____ Page excerpt

Into the Great Wide Open
- Current Status
- In Season
- Kevin Canty
We gave it a B+
Though he’s a major American rock & roll star, Tom Petty has yet to produce the kind of classic album artists of his caliber are supposed to make at least once in their careers. And while Into the Great Wide Open may not be it, it’s the closest he and his band the Heartbreakers have come in nearly 15 years.
You can hear it yourself. Petty’s first two albums — 1976’s Tom Petty & The Heartbreakers and 1978’s You’re Gonna Get It! — have both just been re-released on Petty’s own Gone Gator record label, and still stand as his best work, effortlessly combining catchy melodies and unpretentiously raucous rock & roll. The follow-up, 1979’s Damn The Torpedoes, went triple platinum and made Petty & the Heartbreakers an arena attraction, but it also signaled a dulling of Petty’s grasp of the pop hook that — success or no — has simply made his music not as interesting as it used to be.
Until now, that is. Into the Great Wide Open is a surprising return to form. In some ways, credit for Petty’s renewal must go to Jeff Lynne, guiding Light in the Electric Light Orchestra, and, along with Petty, George Harrison, Bob Dylan, and the late Roy Orbison, a member of the Traveling Wilburys, the only so-called ”supergroup” in rock’s history to make decent records. Lynne, the Wilbury with the greatest ear for pop — he’s written more hit singles even than Harrison — produced Into The Great Wide Open, and his mark is all over it.

________
____ Excerpted records

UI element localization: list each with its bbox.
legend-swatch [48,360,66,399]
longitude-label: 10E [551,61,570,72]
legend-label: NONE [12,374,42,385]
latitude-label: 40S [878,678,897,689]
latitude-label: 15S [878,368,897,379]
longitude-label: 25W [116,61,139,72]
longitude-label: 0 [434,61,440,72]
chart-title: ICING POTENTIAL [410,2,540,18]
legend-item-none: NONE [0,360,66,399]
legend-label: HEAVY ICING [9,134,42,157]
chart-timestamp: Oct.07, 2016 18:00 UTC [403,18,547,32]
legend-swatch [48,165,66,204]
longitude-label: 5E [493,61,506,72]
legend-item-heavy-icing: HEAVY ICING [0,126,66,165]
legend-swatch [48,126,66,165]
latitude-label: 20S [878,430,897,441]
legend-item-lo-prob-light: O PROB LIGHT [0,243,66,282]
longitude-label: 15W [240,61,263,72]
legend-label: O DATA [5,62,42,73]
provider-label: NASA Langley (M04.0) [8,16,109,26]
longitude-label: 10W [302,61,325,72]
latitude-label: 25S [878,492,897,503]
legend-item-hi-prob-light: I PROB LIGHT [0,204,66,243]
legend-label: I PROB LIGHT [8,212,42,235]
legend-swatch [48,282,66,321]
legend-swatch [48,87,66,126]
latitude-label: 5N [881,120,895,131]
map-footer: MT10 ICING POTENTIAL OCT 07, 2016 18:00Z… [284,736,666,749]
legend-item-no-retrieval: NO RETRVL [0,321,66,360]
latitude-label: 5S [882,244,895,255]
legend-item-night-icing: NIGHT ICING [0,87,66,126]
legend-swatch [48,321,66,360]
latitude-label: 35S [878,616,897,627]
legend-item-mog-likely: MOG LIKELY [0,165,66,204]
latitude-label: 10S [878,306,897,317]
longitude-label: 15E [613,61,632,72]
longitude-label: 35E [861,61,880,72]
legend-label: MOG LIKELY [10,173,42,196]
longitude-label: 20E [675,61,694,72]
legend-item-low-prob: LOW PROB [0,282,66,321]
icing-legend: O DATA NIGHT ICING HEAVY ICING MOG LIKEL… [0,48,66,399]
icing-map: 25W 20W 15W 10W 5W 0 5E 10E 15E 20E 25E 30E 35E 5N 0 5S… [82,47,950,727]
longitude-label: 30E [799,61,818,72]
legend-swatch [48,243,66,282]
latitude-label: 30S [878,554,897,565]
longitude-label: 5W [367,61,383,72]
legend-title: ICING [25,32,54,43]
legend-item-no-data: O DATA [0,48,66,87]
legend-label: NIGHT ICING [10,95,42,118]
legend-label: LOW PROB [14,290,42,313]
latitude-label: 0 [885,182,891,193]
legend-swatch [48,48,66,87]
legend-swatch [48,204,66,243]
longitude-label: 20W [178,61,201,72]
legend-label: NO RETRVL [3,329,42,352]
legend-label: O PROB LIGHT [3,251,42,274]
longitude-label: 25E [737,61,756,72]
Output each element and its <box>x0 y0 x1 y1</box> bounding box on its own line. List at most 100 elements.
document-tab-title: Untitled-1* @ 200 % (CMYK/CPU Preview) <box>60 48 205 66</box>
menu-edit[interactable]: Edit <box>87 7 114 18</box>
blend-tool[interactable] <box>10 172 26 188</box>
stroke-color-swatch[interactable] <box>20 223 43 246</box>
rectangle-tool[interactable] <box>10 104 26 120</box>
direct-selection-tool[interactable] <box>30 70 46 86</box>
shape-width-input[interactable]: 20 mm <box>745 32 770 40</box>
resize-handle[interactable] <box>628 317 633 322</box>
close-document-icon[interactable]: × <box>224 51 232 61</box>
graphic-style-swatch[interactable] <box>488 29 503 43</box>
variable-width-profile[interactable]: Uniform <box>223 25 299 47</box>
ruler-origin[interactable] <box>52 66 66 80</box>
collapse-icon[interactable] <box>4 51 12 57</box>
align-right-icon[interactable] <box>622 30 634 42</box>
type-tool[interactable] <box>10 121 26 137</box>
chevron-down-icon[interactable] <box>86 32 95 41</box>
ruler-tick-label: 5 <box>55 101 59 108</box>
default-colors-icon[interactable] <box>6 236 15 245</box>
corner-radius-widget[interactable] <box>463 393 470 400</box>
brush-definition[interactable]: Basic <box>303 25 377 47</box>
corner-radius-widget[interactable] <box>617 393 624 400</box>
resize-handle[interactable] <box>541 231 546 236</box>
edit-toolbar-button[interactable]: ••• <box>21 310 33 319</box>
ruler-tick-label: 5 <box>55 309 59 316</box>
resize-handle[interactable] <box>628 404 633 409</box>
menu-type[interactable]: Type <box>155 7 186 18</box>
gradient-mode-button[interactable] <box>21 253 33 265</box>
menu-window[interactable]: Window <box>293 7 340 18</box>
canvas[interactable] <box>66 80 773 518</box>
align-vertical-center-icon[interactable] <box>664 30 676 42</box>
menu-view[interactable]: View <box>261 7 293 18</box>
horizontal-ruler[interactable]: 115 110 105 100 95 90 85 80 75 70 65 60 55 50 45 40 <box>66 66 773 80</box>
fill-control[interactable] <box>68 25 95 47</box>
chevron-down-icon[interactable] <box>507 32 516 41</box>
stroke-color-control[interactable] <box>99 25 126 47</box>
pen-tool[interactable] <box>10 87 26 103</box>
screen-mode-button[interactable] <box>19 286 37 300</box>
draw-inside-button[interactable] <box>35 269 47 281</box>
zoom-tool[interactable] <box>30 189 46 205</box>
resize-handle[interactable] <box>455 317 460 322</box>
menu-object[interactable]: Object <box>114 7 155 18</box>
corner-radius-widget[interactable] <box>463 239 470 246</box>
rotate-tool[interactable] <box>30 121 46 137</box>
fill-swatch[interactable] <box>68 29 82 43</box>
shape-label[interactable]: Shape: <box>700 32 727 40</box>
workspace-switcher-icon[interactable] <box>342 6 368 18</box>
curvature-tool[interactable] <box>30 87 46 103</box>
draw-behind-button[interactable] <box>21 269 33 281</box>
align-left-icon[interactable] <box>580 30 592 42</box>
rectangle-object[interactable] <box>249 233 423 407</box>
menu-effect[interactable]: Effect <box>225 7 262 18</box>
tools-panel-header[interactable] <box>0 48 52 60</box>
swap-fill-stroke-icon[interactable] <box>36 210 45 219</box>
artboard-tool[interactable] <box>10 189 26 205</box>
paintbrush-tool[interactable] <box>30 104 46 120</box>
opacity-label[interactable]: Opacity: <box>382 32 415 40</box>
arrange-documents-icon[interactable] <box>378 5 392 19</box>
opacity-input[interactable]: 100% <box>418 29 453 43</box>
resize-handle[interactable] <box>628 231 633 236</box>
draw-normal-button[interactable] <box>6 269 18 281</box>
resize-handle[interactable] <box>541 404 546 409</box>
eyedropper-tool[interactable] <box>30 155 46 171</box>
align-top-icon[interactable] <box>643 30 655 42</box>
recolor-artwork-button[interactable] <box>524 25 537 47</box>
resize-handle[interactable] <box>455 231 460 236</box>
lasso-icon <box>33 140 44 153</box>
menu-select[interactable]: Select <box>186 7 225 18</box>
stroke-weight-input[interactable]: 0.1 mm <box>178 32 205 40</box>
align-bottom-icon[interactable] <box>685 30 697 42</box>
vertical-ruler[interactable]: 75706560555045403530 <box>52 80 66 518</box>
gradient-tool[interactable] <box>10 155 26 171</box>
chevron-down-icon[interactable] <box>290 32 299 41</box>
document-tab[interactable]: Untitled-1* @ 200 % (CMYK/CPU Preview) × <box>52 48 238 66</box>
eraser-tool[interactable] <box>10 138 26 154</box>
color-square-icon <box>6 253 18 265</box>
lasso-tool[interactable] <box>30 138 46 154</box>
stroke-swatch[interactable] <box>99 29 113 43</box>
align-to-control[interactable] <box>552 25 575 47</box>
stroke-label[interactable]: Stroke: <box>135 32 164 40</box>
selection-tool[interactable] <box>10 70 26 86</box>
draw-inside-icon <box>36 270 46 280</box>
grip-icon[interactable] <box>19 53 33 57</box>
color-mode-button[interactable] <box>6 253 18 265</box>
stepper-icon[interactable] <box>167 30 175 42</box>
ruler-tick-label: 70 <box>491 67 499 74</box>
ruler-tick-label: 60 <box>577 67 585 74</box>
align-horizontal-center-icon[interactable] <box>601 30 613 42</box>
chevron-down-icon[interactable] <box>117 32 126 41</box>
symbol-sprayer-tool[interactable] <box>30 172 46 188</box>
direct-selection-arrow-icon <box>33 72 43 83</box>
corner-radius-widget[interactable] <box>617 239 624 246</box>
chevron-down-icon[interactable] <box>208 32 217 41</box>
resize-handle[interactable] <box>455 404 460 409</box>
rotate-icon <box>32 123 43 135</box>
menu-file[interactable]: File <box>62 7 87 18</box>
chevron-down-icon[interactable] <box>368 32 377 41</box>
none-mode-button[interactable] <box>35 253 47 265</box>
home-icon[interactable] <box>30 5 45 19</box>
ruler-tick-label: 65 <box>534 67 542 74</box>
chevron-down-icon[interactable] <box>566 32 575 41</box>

________

### Tasks
• a. Rewrite the Tom Petty album review from "You can hear" up to and including "used to be.", changing "Gone Gator" to "Shelter".
• b. According to the Tom Petty album review, who produced Into the Great Wide Open?
The entries have nothing to do with the Tom Petty album review.

### The solutions
• a.
You can hear it yourself. Petty’s first two albums — 1976’s Tom Petty & The Heartbreakers and 1978’s You’re Gonna Get It! — have both just been re-released on Petty’s own Shelter record label, and still stand as his best work, effortlessly combining catchy melodies and unpretentiously raucous rock & roll. The follow-up, 1979’s Damn The Torpedoes, went triple platinum and made Petty & the Heartbreakers an arena attraction, but it also signaled a dulling of Petty’s grasp of the pop hook that — success or no — has simply made his music not as interesting as it used to be.

• b. Jeff Lynne